→ PROBLEM TO WORK ON
Can you restate the records below word for word?

[Stored items]
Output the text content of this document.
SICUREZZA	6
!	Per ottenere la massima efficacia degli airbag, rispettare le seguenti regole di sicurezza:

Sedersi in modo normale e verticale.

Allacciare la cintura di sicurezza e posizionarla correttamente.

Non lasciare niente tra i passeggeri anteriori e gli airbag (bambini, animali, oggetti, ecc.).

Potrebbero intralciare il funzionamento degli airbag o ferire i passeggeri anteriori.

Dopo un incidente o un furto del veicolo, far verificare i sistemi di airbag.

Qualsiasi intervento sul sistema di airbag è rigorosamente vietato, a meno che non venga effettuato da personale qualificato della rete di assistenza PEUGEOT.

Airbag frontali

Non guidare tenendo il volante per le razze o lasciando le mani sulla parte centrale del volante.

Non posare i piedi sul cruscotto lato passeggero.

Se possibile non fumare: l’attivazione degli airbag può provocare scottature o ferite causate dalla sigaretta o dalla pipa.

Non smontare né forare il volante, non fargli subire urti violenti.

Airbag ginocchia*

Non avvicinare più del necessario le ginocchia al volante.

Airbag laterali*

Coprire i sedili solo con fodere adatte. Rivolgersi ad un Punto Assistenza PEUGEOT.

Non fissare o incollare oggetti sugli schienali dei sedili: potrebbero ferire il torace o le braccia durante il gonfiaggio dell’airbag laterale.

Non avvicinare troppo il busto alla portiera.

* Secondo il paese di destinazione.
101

→ THE ANSWER
Output the text content of this document.
SICUREZZA	6
!	Per ottenere la massima efficacia degli airbag, rispettare le seguenti regole di sicurezza:

Sedersi in modo normale e verticale.

Allacciare la cintura di sicurezza e posizionarla correttamente.

Non lasciare niente tra i passeggeri anteriori e gli airbag (bambini, animali, oggetti, ecc.).

Potrebbero intralciare il funzionamento degli airbag o ferire i passeggeri anteriori.

Dopo un incidente o un furto del veicolo, far verificare i sistemi di airbag.

Qualsiasi intervento sul sistema di airbag è rigorosamente vietato, a meno che non venga effettuato da personale qualificato della rete di assistenza PEUGEOT.

Airbag frontali

Non guidare tenendo il volante per le razze o lasciando le mani sulla parte centrale del volante.

Non posare i piedi sul cruscotto lato passeggero.

Se possibile non fumare: l’attivazione degli airbag può provocare scottature o ferite causate dalla sigaretta o dalla pipa.

Non smontare né forare il volante, non fargli subire urti violenti.

Airbag ginocchia*

Non avvicinare più del necessario le ginocchia al volante.

Airbag laterali*

Coprire i sedili solo con fodere adatte. Rivolgersi ad un Punto Assistenza PEUGEOT.

Non fissare o incollare oggetti sugli schienali dei sedili: potrebbero ferire il torace o le braccia durante il gonfiaggio dell’airbag laterale.

Non avvicinare troppo il busto alla portiera.

* Secondo il paese di destinazione.
101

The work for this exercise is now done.